● **EXERCISE INSTRUCTIONS**:
Which lines contain the word "JSON"? Return each of them as written.

● **DATA ROWS**:
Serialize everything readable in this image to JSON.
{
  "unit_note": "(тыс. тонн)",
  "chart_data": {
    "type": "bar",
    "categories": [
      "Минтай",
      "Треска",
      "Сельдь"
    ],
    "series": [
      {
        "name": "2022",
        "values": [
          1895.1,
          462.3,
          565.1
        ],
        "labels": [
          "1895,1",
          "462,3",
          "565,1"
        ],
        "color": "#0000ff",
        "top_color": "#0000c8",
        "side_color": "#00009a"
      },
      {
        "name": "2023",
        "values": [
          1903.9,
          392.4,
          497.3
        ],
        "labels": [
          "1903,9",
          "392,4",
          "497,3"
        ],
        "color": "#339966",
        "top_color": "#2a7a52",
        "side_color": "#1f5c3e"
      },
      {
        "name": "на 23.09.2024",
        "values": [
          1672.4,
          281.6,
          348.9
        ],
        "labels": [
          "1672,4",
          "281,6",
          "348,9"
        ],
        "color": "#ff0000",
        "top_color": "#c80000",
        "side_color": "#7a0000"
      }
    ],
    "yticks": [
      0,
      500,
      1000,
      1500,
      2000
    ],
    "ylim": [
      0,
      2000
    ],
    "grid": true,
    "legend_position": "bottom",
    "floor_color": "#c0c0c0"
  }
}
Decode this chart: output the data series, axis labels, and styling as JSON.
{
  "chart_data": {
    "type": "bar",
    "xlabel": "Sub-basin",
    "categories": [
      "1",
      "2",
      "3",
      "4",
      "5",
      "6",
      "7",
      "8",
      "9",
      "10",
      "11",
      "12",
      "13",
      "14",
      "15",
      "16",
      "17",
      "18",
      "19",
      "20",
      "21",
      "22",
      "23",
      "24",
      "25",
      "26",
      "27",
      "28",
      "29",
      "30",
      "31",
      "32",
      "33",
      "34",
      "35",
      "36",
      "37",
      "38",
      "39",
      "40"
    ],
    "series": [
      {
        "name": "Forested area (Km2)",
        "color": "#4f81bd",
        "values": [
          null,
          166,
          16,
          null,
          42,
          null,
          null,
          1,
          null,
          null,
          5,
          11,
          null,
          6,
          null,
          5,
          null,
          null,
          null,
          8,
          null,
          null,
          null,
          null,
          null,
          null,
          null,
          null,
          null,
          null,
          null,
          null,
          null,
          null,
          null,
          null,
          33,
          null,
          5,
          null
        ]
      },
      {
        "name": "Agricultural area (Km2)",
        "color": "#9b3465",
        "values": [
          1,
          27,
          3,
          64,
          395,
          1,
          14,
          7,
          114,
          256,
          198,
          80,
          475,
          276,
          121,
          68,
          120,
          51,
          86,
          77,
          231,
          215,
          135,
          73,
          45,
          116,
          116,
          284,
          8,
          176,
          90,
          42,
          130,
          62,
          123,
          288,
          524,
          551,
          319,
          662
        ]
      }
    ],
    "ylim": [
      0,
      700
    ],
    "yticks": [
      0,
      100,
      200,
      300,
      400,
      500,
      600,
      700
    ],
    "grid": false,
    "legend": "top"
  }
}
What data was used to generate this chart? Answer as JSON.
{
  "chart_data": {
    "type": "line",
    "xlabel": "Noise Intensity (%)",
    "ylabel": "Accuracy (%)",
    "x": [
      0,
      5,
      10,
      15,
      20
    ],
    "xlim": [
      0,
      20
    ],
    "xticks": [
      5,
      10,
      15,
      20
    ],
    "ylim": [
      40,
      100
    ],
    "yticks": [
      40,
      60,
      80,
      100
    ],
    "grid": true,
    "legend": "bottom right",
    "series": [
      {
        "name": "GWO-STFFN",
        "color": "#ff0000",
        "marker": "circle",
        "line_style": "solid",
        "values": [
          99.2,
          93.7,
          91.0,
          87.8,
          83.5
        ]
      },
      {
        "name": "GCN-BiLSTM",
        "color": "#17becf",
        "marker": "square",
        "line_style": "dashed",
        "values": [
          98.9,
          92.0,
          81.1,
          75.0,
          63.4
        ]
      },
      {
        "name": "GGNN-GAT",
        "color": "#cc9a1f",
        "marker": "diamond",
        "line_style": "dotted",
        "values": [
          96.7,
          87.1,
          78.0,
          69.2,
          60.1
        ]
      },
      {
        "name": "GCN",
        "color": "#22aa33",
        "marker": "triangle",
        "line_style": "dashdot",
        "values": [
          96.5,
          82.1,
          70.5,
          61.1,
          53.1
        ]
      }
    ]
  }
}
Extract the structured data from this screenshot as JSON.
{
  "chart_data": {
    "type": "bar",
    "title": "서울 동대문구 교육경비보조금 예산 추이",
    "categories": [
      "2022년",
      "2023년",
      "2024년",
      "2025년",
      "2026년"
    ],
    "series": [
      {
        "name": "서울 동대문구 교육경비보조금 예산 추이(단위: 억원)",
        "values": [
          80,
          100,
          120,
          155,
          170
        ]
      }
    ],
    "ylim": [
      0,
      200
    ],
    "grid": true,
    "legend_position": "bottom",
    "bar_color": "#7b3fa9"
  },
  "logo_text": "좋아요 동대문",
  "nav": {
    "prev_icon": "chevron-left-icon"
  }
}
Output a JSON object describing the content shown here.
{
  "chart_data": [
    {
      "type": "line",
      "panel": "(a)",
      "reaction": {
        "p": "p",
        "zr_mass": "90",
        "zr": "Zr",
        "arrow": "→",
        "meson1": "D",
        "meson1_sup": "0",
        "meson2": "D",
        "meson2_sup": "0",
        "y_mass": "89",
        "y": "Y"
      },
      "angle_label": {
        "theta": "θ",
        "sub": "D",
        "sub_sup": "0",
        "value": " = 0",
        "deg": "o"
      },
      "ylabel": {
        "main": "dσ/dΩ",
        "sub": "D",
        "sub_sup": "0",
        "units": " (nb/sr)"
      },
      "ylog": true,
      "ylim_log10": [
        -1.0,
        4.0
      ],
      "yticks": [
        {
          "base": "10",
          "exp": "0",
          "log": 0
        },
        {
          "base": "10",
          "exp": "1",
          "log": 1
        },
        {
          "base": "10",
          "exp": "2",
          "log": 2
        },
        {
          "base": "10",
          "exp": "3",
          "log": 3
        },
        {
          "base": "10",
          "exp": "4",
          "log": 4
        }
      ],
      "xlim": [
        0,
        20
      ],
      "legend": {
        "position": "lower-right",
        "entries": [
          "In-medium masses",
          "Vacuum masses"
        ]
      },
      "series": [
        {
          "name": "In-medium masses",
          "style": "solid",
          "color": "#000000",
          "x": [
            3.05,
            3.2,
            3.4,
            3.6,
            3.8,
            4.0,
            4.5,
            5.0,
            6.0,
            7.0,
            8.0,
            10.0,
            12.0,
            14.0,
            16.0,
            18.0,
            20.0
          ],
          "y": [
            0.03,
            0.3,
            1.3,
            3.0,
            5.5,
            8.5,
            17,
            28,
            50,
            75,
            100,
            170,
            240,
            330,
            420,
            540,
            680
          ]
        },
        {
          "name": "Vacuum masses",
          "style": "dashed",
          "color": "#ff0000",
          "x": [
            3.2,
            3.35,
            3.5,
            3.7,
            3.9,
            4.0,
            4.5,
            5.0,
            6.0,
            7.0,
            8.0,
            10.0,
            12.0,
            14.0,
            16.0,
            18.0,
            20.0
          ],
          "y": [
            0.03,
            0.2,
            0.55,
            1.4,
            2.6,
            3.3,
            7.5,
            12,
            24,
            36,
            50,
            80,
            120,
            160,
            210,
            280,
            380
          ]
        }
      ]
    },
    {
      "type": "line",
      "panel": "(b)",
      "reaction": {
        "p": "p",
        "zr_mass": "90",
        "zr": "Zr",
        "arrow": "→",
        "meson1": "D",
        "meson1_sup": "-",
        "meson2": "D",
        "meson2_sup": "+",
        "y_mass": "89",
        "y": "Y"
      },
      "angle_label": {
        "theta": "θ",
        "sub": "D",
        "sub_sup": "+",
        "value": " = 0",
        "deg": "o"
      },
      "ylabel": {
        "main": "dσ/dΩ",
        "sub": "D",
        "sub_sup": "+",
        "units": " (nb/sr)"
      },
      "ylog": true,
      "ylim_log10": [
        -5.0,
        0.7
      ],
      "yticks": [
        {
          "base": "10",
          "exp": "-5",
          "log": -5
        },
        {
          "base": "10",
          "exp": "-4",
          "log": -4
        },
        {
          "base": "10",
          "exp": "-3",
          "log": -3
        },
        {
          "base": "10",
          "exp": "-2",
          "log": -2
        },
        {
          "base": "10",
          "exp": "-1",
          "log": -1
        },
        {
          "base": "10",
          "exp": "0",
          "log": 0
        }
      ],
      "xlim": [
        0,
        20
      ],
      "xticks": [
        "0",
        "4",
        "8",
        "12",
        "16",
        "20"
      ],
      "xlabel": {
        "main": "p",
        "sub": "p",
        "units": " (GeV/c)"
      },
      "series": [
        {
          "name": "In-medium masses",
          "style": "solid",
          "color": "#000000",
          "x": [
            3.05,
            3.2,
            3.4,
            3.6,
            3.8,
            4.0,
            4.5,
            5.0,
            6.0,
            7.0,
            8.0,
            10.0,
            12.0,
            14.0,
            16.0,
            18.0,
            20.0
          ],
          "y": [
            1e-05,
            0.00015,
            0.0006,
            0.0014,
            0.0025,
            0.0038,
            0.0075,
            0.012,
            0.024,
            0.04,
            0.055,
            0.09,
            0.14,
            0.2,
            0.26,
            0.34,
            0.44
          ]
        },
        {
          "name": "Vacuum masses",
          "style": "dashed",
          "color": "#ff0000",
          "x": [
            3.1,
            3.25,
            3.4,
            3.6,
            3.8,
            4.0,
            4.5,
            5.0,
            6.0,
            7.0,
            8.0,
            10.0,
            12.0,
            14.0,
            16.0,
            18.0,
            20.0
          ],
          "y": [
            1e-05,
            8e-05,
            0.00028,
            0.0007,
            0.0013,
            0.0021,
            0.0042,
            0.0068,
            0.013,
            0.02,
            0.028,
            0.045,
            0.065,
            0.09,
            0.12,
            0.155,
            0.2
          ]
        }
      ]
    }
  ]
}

● **ANSWER TO THE TASK**:
Serialize everything readable in this image to JSON.
Decode this chart: output the data series, axis labels, and styling as JSON.
What data was used to generate this chart? Answer as JSON.
Extract the structured data from this screenshot as JSON.
Output a JSON object describing the content shown here.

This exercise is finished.